— BEGIN PROVIDED DATA —

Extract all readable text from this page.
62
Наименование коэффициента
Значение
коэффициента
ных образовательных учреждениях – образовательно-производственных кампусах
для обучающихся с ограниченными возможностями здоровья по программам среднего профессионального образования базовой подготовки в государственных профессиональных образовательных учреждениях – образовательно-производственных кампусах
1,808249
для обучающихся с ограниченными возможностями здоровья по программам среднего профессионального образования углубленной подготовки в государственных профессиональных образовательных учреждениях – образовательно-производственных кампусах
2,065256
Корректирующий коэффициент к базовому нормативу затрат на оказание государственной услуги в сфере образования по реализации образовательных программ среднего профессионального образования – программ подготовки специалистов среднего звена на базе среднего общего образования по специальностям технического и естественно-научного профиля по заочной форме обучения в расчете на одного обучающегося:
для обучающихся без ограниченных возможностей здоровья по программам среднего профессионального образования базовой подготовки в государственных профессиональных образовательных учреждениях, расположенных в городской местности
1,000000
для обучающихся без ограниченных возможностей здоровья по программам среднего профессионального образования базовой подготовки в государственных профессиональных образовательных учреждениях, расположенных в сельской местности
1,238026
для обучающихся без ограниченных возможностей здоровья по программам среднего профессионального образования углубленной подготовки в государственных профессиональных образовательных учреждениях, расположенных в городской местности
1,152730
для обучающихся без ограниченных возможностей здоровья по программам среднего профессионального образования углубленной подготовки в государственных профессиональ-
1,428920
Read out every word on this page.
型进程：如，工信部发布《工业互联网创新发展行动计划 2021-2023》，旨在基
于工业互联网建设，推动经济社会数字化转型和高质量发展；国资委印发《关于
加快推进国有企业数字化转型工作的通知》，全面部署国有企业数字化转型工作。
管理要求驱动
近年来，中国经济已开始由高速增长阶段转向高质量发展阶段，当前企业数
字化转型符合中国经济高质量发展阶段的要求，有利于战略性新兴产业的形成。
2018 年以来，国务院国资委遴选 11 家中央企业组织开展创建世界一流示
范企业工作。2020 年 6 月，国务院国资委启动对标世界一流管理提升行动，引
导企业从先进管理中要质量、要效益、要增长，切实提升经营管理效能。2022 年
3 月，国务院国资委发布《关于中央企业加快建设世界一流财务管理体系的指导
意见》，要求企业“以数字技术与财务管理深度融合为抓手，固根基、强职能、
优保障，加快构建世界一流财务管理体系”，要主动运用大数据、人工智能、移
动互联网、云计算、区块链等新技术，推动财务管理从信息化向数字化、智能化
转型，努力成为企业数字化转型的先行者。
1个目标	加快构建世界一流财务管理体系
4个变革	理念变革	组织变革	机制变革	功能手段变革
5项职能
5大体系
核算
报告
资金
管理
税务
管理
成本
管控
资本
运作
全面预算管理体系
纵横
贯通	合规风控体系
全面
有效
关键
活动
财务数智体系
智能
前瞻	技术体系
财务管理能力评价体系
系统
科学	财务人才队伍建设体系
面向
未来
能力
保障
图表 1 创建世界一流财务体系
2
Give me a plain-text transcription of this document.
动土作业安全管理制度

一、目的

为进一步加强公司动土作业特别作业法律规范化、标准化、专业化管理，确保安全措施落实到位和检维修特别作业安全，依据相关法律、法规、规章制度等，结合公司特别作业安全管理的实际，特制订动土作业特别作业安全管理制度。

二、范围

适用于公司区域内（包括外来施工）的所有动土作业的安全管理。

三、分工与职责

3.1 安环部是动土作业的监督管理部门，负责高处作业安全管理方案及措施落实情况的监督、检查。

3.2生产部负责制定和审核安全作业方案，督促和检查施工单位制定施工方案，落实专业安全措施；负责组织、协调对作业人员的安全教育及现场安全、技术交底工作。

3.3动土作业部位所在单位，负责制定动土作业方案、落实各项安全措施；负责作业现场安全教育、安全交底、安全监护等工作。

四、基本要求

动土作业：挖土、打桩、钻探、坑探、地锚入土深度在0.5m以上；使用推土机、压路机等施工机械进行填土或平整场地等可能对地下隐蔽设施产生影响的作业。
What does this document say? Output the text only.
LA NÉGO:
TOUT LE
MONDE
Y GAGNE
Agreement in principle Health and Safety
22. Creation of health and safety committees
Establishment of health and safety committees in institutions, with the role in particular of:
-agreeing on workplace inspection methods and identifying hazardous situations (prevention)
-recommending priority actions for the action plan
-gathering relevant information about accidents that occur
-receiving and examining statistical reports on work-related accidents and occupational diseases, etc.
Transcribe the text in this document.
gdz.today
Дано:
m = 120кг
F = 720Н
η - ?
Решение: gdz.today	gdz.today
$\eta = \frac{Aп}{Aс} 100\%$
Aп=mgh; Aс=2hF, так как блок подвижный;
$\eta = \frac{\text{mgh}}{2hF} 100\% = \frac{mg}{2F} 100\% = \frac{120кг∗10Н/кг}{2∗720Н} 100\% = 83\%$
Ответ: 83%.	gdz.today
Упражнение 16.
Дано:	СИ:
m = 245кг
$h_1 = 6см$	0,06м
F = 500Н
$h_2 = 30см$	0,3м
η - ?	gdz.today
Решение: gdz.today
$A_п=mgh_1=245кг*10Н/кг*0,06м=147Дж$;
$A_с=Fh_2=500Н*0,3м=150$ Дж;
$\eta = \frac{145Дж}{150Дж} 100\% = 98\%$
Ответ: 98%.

— END PROVIDED DATA —

◆ GOAL OF THE EXERCISE: Extract all of the data shown above and repeat it verbatim.

◆ TASK OUTPUT:
Extract all readable text from this page.
62
Наименование коэффициента
Значение
коэффициента
ных образовательных учреждениях – образовательно-производственных кампусах
для обучающихся с ограниченными возможностями здоровья по программам среднего профессионального образования базовой подготовки в государственных профессиональных образовательных учреждениях – образовательно-производственных кампусах
1,808249
для обучающихся с ограниченными возможностями здоровья по программам среднего профессионального образования углубленной подготовки в государственных профессиональных образовательных учреждениях – образовательно-производственных кампусах
2,065256
Корректирующий коэффициент к базовому нормативу затрат на оказание государственной услуги в сфере образования по реализации образовательных программ среднего профессионального образования – программ подготовки специалистов среднего звена на базе среднего общего образования по специальностям технического и естественно-научного профиля по заочной форме обучения в расчете на одного обучающегося:
для обучающихся без ограниченных возможностей здоровья по программам среднего профессионального образования базовой подготовки в государственных профессиональных образовательных учреждениях, расположенных в городской местности
1,000000
для обучающихся без ограниченных возможностей здоровья по программам среднего профессионального образования базовой подготовки в государственных профессиональных образовательных учреждениях, расположенных в сельской местности
1,238026
для обучающихся без ограниченных возможностей здоровья по программам среднего профессионального образования углубленной подготовки в государственных профессиональных образовательных учреждениях, расположенных в городской местности
1,152730
для обучающихся без ограниченных возможностей здоровья по программам среднего профессионального образования углубленной подготовки в государственных профессиональ-
1,428920
Read out every word on this page.
型进程：如，工信部发布《工业互联网创新发展行动计划 2021-2023》，旨在基
于工业互联网建设，推动经济社会数字化转型和高质量发展；国资委印发《关于
加快推进国有企业数字化转型工作的通知》，全面部署国有企业数字化转型工作。
管理要求驱动
近年来，中国经济已开始由高速增长阶段转向高质量发展阶段，当前企业数
字化转型符合中国经济高质量发展阶段的要求，有利于战略性新兴产业的形成。
2018 年以来，国务院国资委遴选 11 家中央企业组织开展创建世界一流示
范企业工作。2020 年 6 月，国务院国资委启动对标世界一流管理提升行动，引
导企业从先进管理中要质量、要效益、要增长，切实提升经营管理效能。2022 年
3 月，国务院国资委发布《关于中央企业加快建设世界一流财务管理体系的指导
意见》，要求企业“以数字技术与财务管理深度融合为抓手，固根基、强职能、
优保障，加快构建世界一流财务管理体系”，要主动运用大数据、人工智能、移
动互联网、云计算、区块链等新技术，推动财务管理从信息化向数字化、智能化
转型，努力成为企业数字化转型的先行者。
1个目标	加快构建世界一流财务管理体系
4个变革	理念变革	组织变革	机制变革	功能手段变革
5项职能
5大体系
核算
报告
资金
管理
税务
管理
成本
管控
资本
运作
全面预算管理体系
纵横
贯通	合规风控体系
全面
有效
关键
活动
财务数智体系
智能
前瞻	技术体系
财务管理能力评价体系
系统
科学	财务人才队伍建设体系
面向
未来
能力
保障
图表 1 创建世界一流财务体系
2
Give me a plain-text transcription of this document.
动土作业安全管理制度

一、目的

为进一步加强公司动土作业特别作业法律规范化、标准化、专业化管理，确保安全措施落实到位和检维修特别作业安全，依据相关法律、法规、规章制度等，结合公司特别作业安全管理的实际，特制订动土作业特别作业安全管理制度。

二、范围

适用于公司区域内（包括外来施工）的所有动土作业的安全管理。

三、分工与职责

3.1 安环部是动土作业的监督管理部门，负责高处作业安全管理方案及措施落实情况的监督、检查。

3.2生产部负责制定和审核安全作业方案，督促和检查施工单位制定施工方案，落实专业安全措施；负责组织、协调对作业人员的安全教育及现场安全、技术交底工作。

3.3动土作业部位所在单位，负责制定动土作业方案、落实各项安全措施；负责作业现场安全教育、安全交底、安全监护等工作。

四、基本要求

动土作业：挖土、打桩、钻探、坑探、地锚入土深度在0.5m以上；使用推土机、压路机等施工机械进行填土或平整场地等可能对地下隐蔽设施产生影响的作业。
What does this document say? Output the text only.
LA NÉGO:
TOUT LE
MONDE
Y GAGNE
Agreement in principle Health and Safety
22. Creation of health and safety committees
Establishment of health and safety committees in institutions, with the role in particular of:
-agreeing on workplace inspection methods and identifying hazardous situations (prevention)
-recommending priority actions for the action plan
-gathering relevant information about accidents that occur
-receiving and examining statistical reports on work-related accidents and occupational diseases, etc.
Transcribe the text in this document.
gdz.today
Дано:
m = 120кг
F = 720Н
η - ?
Решение: gdz.today	gdz.today
$\eta = \frac{Aп}{Aс} 100\%$
Aп=mgh; Aс=2hF, так как блок подвижный;
$\eta = \frac{\text{mgh}}{2hF} 100\% = \frac{mg}{2F} 100\% = \frac{120кг∗10Н/кг}{2∗720Н} 100\% = 83\%$
Ответ: 83%.	gdz.today
Упражнение 16.
Дано:	СИ:
m = 245кг
$h_1 = 6см$	0,06м
F = 500Н
$h_2 = 30см$	0,3м
η - ?	gdz.today
Решение: gdz.today
$A_п=mgh_1=245кг*10Н/кг*0,06м=147Дж$;
$A_с=Fh_2=500Н*0,3м=150$ Дж;
$\eta = \frac{145Дж}{150Дж} 100\% = 98\%$
Ответ: 98%.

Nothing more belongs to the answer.